== What needs to be done ==
Rewrite the listing from its first line down through the line containing "dot-leaders: [174, 243, 444, 256]", switching each "row-description" to "row-caption" and leaving everything else unchanged.

== Input data ==

===

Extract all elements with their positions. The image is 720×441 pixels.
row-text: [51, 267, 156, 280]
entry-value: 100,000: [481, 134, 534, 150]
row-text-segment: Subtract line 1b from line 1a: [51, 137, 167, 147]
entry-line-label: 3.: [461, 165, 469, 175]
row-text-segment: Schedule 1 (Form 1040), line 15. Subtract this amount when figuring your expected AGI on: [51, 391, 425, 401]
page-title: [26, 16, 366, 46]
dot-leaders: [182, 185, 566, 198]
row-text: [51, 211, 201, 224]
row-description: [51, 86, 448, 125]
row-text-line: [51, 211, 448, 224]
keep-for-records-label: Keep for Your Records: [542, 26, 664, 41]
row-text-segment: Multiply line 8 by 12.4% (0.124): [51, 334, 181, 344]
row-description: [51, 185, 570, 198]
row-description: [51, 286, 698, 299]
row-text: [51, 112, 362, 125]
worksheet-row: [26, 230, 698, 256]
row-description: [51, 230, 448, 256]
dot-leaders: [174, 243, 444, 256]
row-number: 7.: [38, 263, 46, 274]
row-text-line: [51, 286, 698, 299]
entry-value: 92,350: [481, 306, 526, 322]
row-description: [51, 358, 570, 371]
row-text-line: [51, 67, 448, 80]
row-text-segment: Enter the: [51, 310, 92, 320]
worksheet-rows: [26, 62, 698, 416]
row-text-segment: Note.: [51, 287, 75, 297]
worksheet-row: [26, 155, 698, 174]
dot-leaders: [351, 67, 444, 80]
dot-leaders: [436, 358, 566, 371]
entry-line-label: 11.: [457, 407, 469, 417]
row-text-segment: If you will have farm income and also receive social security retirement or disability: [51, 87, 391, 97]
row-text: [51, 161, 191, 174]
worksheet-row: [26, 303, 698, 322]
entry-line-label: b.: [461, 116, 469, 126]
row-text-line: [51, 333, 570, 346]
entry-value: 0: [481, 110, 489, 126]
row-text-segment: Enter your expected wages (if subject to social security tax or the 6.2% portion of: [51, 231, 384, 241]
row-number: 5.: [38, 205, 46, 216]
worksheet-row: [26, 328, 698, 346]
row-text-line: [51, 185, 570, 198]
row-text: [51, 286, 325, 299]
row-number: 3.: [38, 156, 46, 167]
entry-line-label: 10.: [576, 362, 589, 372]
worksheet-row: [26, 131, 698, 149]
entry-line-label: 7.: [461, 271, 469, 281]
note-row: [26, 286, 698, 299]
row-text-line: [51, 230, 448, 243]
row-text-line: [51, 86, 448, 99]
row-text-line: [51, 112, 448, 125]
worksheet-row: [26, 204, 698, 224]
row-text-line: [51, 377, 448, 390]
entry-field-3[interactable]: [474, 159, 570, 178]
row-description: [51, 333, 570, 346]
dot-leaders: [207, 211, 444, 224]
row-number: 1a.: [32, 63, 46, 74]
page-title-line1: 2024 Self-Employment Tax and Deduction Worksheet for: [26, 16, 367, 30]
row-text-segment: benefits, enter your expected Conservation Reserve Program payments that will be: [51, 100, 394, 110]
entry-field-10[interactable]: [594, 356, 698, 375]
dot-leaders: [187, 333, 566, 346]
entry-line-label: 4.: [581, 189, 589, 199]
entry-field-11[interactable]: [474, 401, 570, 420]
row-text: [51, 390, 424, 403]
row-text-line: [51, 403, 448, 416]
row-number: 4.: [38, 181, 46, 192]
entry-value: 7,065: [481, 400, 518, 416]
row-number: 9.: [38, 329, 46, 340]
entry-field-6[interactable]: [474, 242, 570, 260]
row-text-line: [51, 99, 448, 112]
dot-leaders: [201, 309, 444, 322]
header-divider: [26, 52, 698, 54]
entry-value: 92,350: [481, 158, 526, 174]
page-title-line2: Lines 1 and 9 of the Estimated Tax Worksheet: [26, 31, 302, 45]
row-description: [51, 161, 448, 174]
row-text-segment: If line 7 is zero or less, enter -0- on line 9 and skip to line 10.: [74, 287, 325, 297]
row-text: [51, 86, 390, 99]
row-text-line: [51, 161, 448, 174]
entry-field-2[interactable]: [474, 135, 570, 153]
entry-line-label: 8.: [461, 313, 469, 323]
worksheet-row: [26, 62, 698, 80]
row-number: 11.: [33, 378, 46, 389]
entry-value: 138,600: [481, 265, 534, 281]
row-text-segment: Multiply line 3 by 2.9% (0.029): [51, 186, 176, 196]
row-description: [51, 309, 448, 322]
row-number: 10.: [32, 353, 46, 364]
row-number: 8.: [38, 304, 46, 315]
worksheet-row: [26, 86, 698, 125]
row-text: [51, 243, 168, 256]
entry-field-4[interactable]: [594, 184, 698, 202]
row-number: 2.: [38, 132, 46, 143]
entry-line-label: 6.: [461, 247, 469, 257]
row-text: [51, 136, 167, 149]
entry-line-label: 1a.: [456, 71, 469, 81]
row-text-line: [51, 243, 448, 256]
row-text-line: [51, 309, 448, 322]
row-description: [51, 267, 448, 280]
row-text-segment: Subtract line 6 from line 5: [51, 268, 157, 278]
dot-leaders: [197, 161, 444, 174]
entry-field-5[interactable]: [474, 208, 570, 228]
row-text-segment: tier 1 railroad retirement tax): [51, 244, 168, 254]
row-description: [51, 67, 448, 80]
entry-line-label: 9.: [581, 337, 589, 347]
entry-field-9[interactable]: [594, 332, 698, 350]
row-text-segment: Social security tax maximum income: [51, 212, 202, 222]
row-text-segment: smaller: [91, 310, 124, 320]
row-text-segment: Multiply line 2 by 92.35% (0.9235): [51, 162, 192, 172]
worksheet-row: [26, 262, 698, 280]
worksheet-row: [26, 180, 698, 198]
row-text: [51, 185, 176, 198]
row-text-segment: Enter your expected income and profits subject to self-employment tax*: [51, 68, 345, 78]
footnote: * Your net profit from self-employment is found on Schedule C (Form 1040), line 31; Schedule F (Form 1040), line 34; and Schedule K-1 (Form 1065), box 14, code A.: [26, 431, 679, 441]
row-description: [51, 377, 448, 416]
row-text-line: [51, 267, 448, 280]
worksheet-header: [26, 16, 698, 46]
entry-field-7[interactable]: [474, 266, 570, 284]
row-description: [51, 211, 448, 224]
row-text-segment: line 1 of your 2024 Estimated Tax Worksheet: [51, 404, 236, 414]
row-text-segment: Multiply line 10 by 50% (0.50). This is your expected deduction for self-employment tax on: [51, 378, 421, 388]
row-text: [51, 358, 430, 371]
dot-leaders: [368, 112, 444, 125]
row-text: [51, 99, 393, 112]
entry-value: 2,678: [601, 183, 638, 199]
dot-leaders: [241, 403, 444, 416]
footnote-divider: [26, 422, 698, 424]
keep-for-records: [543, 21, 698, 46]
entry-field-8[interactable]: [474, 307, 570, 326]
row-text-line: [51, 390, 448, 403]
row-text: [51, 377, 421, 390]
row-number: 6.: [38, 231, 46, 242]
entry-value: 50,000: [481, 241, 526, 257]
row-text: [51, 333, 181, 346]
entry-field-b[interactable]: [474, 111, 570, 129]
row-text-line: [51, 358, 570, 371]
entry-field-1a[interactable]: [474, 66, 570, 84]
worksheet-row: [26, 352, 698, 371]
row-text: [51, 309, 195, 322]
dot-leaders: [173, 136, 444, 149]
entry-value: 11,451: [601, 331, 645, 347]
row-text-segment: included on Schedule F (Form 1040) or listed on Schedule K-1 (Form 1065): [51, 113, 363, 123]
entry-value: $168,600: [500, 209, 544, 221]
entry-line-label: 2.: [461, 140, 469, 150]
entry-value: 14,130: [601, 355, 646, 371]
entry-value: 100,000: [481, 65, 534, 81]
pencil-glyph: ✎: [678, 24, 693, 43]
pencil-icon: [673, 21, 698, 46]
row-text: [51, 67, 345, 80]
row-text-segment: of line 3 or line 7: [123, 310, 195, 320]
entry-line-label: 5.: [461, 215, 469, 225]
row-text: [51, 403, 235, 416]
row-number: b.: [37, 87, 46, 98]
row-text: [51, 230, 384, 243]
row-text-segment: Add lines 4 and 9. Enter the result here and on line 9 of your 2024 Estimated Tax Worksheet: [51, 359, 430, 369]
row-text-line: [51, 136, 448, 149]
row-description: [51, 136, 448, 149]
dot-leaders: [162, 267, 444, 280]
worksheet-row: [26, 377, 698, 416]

===

== Solution ==
Extract all elements with their positions. The image is 720×441 pixels.
row-text: [51, 267, 156, 280]
entry-value: 100,000: [481, 134, 534, 150]
row-text-segment: Subtract line 1b from line 1a: [51, 137, 167, 147]
entry-line-label: 3.: [461, 165, 469, 175]
row-text-segment: Schedule 1 (Form 1040), line 15. Subtract this amount when figuring your expected AGI on: [51, 391, 425, 401]
page-title: [26, 16, 366, 46]
dot-leaders: [182, 185, 566, 198]
row-text: [51, 211, 201, 224]
row-caption: [51, 86, 448, 125]
row-text-line: [51, 211, 448, 224]
keep-for-records-label: Keep for Your Records: [542, 26, 664, 41]
row-text-segment: Multiply line 8 by 12.4% (0.124): [51, 334, 181, 344]
row-caption: [51, 185, 570, 198]
row-caption: [51, 286, 698, 299]
row-text: [51, 112, 362, 125]
worksheet-row: [26, 230, 698, 256]
row-caption: [51, 230, 448, 256]
dot-leaders: [174, 243, 444, 256]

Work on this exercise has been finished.